TASK GOAL>
Look through the records below, and copy out every line that holds the string "RecordID".

★ ★ ★

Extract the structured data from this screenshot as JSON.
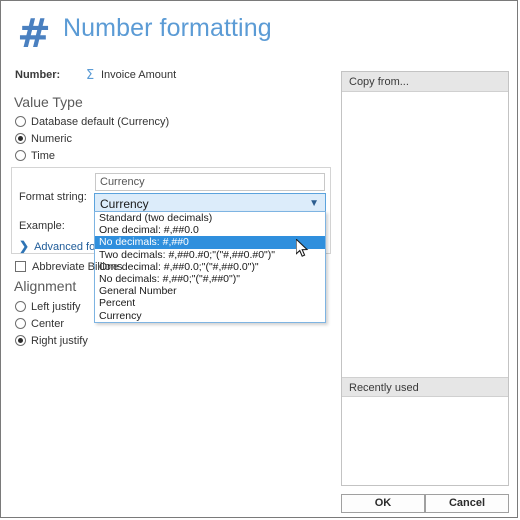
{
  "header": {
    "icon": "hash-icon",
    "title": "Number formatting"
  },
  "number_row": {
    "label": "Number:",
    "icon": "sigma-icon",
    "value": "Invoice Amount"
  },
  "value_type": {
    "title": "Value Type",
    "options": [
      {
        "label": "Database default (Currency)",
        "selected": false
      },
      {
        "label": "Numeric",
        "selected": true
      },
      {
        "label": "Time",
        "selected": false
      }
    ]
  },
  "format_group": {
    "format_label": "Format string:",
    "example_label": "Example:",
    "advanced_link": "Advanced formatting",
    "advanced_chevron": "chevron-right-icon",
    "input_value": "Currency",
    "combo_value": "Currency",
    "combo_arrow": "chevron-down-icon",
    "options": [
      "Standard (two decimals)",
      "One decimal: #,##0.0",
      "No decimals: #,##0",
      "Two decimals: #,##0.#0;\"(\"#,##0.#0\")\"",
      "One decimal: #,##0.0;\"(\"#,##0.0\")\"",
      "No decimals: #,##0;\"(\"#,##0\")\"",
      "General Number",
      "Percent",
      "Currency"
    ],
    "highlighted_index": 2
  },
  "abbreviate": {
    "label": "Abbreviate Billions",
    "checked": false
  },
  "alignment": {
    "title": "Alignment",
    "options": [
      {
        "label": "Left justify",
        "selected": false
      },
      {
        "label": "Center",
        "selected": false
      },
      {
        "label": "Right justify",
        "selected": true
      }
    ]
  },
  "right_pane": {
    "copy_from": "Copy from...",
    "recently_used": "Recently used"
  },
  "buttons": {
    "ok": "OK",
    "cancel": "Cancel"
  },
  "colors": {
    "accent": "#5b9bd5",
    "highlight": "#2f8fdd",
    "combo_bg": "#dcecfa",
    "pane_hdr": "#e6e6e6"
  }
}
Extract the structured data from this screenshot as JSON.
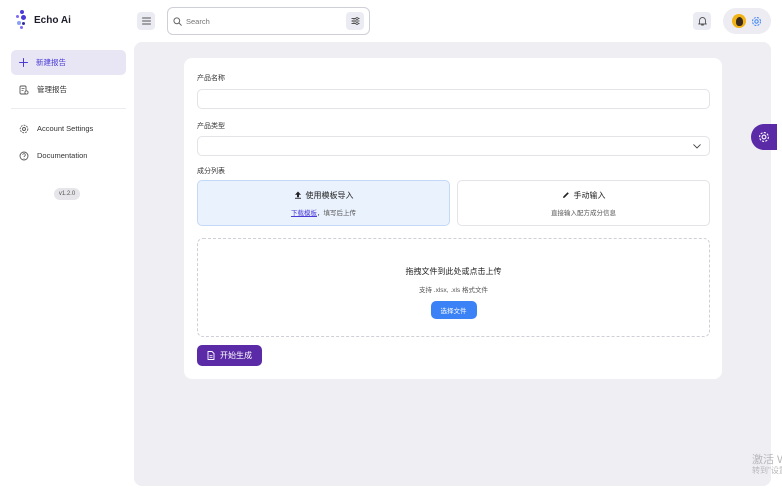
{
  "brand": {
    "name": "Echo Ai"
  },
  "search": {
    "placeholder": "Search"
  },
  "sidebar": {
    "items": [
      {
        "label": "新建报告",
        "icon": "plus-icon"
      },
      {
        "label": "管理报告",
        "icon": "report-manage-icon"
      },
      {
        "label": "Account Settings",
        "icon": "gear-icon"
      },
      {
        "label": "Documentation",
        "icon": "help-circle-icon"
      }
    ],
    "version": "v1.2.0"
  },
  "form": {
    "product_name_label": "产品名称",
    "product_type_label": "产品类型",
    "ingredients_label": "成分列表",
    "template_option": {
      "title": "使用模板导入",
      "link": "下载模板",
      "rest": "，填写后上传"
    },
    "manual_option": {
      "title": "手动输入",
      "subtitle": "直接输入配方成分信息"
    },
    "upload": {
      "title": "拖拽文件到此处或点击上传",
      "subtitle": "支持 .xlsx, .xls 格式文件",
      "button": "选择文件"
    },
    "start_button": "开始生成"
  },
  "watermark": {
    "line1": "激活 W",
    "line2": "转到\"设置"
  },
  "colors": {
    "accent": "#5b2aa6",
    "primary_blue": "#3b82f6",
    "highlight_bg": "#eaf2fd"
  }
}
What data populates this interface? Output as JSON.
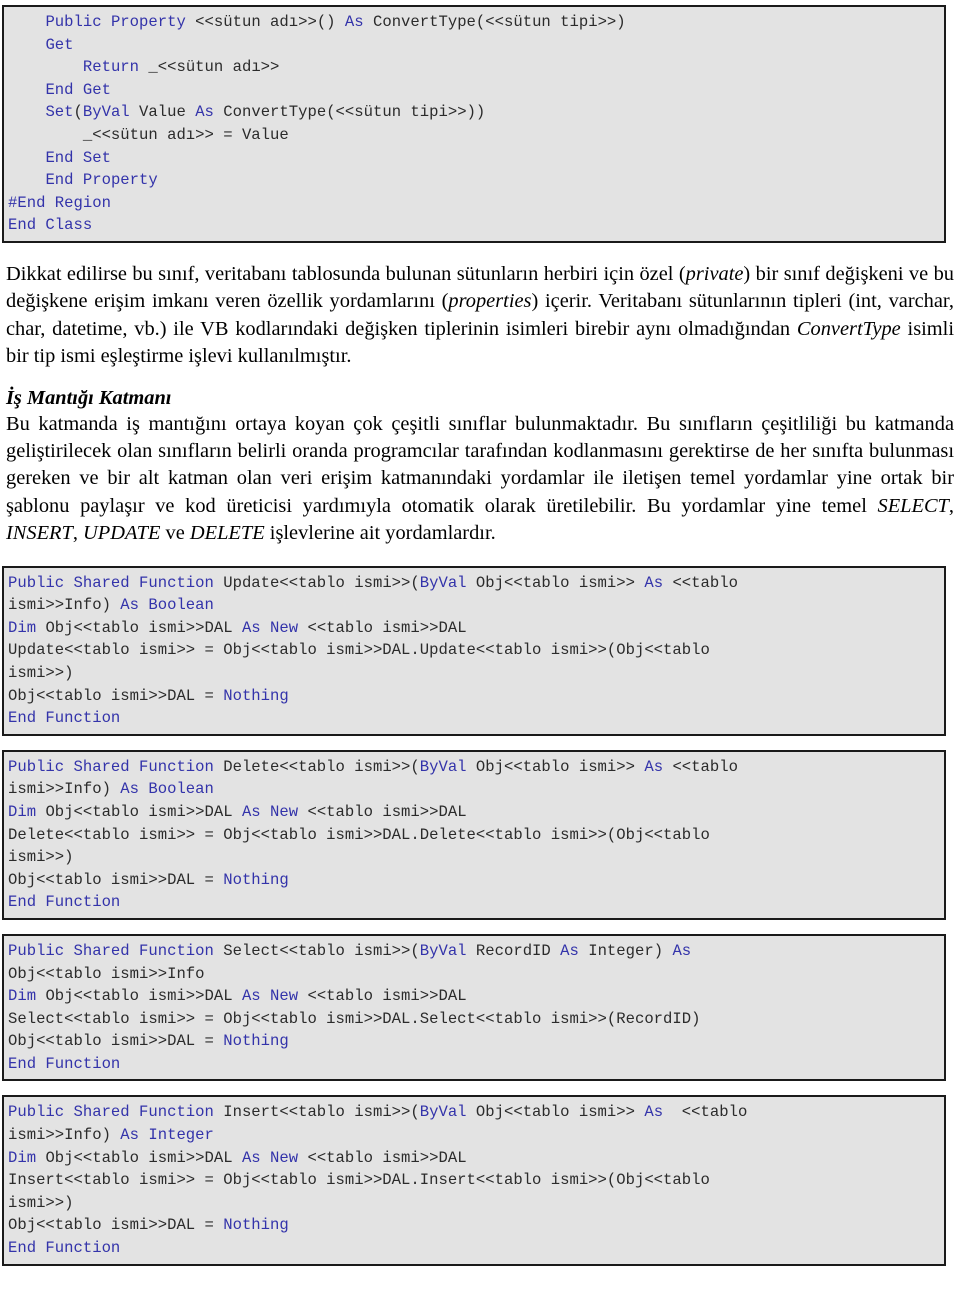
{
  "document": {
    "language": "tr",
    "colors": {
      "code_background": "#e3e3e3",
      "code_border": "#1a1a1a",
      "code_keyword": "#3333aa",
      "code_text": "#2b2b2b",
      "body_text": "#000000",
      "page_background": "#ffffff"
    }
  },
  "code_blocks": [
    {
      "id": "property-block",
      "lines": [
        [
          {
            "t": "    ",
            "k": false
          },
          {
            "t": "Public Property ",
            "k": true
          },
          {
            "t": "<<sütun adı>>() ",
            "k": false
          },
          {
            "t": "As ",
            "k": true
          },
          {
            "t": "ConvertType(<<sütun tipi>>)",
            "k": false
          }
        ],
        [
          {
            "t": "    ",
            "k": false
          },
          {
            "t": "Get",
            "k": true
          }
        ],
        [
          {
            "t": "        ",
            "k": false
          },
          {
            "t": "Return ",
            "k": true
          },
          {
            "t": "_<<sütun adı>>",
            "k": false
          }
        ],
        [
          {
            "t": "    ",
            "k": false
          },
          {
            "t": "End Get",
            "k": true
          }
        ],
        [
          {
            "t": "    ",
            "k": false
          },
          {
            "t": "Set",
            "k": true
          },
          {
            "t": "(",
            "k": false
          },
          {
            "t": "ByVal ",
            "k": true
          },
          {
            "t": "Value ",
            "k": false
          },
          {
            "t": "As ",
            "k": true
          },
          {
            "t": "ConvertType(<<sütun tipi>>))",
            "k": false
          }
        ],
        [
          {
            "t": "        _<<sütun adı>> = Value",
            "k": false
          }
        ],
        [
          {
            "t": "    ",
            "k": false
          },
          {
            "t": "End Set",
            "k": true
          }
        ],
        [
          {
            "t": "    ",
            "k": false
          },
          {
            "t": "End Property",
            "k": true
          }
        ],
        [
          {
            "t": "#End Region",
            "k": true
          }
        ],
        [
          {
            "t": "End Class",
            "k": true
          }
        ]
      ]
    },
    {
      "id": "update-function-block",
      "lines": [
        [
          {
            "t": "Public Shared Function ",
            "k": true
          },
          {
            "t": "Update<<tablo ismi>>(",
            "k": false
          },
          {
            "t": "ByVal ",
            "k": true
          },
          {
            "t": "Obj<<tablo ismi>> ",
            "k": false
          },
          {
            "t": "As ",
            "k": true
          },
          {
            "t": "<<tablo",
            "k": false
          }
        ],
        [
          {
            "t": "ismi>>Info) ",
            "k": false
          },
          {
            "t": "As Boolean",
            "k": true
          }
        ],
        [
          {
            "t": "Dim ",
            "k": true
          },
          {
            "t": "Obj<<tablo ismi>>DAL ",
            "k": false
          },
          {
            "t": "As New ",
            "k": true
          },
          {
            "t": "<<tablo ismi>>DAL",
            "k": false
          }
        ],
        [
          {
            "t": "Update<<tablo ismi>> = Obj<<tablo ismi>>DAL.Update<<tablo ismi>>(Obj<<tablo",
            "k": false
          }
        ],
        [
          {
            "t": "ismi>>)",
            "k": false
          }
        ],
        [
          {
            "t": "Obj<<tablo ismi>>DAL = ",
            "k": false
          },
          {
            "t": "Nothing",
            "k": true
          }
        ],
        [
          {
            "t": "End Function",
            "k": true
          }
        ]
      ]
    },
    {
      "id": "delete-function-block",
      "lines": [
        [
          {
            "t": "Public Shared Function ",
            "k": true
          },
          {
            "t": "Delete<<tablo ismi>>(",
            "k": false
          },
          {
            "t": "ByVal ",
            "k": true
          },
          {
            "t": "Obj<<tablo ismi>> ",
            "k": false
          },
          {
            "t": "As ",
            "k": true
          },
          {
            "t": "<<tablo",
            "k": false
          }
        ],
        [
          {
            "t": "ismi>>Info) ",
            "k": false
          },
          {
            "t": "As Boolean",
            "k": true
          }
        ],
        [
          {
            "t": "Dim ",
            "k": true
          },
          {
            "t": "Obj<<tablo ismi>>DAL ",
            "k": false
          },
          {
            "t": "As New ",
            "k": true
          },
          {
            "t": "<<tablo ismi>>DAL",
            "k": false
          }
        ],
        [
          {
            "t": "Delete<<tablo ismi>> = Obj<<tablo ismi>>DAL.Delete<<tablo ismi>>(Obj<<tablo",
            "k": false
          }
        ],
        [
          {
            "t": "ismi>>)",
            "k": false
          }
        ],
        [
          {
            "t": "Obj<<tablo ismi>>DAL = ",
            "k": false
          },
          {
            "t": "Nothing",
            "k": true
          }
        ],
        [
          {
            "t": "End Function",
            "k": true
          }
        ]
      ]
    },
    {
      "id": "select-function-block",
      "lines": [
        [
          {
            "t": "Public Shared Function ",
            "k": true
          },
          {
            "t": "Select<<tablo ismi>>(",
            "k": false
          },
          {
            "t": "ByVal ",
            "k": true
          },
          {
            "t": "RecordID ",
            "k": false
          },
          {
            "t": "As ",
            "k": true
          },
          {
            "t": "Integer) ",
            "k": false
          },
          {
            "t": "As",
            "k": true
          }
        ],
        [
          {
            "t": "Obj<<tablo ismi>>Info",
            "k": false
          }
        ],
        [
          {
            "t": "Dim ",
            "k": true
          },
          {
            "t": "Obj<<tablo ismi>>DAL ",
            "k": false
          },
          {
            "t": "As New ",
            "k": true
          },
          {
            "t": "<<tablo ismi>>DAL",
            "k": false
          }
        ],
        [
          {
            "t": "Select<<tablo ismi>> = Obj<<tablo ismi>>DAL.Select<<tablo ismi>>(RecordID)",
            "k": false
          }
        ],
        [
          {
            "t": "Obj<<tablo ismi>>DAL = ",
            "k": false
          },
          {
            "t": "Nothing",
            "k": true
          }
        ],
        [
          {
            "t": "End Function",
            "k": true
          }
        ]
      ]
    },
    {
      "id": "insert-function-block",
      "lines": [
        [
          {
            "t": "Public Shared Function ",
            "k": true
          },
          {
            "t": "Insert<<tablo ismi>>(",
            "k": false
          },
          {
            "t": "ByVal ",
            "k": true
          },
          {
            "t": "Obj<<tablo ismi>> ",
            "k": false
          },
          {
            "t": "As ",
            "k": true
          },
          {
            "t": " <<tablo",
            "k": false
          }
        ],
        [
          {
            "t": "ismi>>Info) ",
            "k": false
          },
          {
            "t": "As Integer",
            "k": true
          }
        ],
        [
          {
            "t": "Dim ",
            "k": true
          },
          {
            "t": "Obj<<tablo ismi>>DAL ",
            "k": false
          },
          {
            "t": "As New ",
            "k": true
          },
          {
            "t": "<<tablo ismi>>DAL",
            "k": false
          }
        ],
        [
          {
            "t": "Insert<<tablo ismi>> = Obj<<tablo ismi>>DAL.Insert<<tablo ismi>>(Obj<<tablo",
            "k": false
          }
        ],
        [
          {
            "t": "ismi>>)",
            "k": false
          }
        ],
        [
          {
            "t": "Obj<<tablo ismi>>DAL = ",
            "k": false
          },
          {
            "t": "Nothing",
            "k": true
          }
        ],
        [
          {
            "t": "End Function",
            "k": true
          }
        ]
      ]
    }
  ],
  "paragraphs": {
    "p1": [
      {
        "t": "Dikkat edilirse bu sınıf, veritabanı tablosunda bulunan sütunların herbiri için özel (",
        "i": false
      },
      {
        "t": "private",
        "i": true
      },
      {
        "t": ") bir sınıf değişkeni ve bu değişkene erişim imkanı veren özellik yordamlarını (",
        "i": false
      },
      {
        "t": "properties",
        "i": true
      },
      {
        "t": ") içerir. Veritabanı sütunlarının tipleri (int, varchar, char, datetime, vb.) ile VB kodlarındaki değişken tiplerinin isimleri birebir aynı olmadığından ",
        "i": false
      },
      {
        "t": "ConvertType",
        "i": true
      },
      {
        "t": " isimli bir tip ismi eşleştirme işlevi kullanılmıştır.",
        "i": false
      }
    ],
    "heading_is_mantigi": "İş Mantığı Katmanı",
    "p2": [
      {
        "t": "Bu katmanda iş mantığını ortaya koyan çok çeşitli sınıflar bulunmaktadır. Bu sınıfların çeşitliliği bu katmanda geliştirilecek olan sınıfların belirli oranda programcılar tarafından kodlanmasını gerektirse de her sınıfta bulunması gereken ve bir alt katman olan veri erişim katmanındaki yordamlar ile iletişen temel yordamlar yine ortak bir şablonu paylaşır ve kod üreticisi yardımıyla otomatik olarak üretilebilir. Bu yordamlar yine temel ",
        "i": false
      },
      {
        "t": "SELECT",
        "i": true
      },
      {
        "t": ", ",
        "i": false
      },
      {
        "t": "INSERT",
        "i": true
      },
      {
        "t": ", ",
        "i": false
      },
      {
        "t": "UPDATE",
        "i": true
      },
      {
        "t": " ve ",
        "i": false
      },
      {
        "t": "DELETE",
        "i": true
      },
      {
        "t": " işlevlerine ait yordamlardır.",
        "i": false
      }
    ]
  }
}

★ ★ ★

ANSWER TO THIS EXERCISE>
            "t": "RecordID ",
            "t": "Select<<tablo ismi>> = Obj<<tablo ismi>>DAL.Select<<tablo ismi>>(RecordID)",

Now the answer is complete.